# INFORMATION SHOWN
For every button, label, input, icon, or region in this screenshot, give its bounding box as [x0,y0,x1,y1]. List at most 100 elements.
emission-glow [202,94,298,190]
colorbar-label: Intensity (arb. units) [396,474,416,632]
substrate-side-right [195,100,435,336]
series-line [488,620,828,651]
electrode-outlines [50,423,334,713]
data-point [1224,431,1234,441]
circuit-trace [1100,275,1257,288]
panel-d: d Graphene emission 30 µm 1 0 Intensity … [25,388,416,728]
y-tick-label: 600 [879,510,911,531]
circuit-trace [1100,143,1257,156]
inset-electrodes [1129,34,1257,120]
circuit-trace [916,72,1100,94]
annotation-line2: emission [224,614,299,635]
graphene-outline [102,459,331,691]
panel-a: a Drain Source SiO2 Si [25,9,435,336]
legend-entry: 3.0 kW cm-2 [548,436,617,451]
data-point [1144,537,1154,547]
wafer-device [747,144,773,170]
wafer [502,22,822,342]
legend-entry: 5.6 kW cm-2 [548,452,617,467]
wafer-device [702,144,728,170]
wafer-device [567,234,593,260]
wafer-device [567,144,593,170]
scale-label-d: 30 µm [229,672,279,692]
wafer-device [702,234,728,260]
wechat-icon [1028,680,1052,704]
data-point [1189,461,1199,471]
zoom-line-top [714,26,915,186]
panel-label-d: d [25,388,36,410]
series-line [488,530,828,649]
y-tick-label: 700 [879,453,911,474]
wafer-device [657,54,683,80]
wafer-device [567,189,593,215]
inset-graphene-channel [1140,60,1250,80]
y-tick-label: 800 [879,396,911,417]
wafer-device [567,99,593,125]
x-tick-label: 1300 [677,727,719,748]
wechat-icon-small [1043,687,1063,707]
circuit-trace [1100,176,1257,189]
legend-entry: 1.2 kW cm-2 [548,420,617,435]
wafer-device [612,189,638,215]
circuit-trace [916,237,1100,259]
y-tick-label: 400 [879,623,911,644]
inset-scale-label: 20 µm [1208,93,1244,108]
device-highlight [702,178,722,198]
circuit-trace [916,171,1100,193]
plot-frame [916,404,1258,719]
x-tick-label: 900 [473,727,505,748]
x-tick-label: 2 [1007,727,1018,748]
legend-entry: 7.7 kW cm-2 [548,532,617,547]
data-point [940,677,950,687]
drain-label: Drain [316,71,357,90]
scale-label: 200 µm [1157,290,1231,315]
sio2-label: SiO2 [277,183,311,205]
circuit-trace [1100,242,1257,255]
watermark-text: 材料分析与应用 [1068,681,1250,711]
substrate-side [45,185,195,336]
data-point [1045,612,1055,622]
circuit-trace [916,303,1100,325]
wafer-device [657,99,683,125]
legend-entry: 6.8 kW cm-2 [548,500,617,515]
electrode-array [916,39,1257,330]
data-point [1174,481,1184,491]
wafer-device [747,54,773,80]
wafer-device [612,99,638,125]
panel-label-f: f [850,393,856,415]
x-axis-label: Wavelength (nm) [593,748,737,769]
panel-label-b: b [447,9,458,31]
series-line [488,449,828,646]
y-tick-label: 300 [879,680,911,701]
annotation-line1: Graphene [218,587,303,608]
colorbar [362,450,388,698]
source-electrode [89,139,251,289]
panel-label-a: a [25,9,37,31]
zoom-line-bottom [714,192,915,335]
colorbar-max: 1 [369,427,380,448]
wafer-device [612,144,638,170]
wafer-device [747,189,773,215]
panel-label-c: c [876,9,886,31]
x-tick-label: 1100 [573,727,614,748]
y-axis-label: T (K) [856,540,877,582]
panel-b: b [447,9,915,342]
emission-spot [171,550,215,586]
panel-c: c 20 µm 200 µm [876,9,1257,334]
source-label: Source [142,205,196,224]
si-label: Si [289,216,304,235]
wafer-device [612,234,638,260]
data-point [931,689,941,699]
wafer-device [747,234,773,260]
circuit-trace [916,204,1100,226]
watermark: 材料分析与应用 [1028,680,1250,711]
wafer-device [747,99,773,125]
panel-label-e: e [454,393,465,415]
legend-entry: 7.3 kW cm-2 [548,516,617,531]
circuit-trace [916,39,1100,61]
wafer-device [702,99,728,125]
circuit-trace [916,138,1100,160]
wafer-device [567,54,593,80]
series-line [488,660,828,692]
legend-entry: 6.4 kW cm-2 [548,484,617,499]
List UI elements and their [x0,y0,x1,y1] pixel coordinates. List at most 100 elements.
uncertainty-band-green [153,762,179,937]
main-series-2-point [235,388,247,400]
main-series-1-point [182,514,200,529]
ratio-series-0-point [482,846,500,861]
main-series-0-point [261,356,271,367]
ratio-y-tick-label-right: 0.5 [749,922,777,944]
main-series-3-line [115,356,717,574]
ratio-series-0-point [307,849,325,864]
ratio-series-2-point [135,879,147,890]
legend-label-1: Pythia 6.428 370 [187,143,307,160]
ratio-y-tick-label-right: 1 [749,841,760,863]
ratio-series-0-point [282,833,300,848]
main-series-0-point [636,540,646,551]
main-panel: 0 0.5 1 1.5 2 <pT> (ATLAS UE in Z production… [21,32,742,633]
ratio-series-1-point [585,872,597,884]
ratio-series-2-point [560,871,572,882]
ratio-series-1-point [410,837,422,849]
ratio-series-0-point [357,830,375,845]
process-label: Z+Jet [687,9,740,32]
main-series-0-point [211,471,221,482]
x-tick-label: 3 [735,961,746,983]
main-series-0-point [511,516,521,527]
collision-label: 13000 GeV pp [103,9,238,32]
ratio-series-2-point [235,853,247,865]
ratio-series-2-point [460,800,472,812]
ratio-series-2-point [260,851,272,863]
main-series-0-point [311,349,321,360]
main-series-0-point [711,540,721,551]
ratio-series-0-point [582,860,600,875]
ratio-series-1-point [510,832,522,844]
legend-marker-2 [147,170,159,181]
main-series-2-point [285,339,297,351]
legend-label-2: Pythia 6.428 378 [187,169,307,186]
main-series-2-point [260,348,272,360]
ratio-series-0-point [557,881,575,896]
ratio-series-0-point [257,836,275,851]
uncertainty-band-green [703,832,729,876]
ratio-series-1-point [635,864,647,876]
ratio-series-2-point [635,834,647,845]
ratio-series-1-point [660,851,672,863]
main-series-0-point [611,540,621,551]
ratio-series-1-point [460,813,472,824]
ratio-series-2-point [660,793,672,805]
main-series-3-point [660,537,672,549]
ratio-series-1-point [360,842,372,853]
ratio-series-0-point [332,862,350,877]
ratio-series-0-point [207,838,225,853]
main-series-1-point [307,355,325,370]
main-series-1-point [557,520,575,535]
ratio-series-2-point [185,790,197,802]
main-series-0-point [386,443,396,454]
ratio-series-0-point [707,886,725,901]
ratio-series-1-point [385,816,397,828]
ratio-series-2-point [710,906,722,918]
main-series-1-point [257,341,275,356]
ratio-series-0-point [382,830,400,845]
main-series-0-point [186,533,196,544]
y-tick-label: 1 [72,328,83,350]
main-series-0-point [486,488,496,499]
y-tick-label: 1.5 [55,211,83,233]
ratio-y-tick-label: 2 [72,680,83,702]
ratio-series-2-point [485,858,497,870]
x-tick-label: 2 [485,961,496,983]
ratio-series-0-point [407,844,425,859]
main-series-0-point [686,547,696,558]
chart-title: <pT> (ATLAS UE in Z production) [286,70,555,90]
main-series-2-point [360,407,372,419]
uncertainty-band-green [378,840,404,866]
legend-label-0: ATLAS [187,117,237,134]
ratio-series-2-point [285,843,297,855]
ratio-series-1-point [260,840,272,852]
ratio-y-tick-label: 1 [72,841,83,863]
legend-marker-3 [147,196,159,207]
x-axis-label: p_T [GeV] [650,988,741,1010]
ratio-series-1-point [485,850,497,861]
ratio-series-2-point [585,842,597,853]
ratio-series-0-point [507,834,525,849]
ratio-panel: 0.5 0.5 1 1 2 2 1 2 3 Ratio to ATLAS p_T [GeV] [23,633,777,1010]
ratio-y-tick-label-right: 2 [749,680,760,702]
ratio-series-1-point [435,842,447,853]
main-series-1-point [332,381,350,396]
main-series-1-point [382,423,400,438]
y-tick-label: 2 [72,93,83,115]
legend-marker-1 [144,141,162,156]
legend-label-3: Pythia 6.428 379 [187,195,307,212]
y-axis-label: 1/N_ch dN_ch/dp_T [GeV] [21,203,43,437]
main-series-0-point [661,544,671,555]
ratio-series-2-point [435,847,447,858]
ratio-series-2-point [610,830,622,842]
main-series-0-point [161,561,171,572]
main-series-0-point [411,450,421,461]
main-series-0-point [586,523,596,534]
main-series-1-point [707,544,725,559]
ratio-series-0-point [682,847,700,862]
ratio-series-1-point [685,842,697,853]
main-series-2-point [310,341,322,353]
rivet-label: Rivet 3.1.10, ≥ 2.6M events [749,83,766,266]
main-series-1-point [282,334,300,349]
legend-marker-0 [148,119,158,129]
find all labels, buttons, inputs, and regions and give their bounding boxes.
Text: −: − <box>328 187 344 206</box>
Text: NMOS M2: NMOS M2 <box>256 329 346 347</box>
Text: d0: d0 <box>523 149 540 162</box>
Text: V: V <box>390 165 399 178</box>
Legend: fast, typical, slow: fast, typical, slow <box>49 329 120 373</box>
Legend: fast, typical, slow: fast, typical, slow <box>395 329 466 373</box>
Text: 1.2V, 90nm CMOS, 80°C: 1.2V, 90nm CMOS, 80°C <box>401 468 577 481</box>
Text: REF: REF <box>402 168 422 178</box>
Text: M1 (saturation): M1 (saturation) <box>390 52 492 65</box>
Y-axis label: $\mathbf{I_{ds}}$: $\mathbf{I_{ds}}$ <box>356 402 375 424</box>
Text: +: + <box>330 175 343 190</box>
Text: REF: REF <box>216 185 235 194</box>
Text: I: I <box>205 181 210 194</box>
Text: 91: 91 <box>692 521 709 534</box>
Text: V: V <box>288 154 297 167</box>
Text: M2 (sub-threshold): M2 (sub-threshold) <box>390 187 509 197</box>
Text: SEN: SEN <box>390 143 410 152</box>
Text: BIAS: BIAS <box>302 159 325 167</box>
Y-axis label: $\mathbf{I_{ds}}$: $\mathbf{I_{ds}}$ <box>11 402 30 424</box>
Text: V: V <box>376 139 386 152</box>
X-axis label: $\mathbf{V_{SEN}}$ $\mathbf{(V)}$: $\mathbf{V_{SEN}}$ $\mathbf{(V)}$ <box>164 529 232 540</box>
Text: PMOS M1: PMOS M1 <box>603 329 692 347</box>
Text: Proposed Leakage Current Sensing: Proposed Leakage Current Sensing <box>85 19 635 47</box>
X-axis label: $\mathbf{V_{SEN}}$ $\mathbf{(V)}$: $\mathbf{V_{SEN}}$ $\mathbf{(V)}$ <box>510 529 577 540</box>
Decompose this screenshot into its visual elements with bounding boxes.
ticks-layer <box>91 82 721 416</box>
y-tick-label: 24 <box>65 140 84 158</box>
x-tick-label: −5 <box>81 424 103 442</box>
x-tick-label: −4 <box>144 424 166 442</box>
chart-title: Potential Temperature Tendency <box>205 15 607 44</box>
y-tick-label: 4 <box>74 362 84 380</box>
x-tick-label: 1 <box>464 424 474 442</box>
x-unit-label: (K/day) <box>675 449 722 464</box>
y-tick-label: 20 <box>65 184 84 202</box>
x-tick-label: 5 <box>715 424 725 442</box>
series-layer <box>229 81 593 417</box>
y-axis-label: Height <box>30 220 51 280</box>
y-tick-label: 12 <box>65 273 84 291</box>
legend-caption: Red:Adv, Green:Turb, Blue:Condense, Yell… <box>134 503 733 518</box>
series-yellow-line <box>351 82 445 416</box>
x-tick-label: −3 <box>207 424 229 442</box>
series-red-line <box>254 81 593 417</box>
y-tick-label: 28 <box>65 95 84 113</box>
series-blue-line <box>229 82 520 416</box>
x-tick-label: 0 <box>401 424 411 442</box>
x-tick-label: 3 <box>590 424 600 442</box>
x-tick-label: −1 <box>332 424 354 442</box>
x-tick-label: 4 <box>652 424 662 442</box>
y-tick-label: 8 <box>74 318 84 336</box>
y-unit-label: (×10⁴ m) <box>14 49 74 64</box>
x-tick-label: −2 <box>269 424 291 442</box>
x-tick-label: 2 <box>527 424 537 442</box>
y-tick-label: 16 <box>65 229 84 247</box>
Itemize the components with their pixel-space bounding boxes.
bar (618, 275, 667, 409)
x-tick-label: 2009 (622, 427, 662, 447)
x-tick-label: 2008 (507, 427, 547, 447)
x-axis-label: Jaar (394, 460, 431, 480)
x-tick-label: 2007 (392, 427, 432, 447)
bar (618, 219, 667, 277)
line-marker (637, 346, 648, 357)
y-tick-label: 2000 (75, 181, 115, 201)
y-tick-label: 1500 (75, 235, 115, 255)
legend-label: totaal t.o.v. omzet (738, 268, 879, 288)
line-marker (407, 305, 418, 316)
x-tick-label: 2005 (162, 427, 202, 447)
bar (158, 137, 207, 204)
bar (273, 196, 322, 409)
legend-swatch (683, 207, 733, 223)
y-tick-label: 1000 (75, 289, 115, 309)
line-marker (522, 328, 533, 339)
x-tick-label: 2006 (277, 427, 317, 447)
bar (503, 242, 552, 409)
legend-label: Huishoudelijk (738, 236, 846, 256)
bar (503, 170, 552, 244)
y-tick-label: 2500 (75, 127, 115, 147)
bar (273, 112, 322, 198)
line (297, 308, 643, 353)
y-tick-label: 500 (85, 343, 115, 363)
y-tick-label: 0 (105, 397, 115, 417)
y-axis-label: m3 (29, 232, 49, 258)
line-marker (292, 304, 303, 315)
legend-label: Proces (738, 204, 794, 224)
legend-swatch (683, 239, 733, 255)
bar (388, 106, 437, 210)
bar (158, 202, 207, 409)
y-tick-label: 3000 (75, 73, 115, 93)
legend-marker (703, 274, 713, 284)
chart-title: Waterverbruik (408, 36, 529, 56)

# GIVEN TASK
Please list every line in the entries above that contains the string "Pythia".

# REPLY TO THE TASK
legend-label-1: Pythia 6.428 370 [187,143,307,160]
legend-label-2: Pythia 6.428 378 [187,169,307,186]
legend-label-3: Pythia 6.428 379 [187,195,307,212]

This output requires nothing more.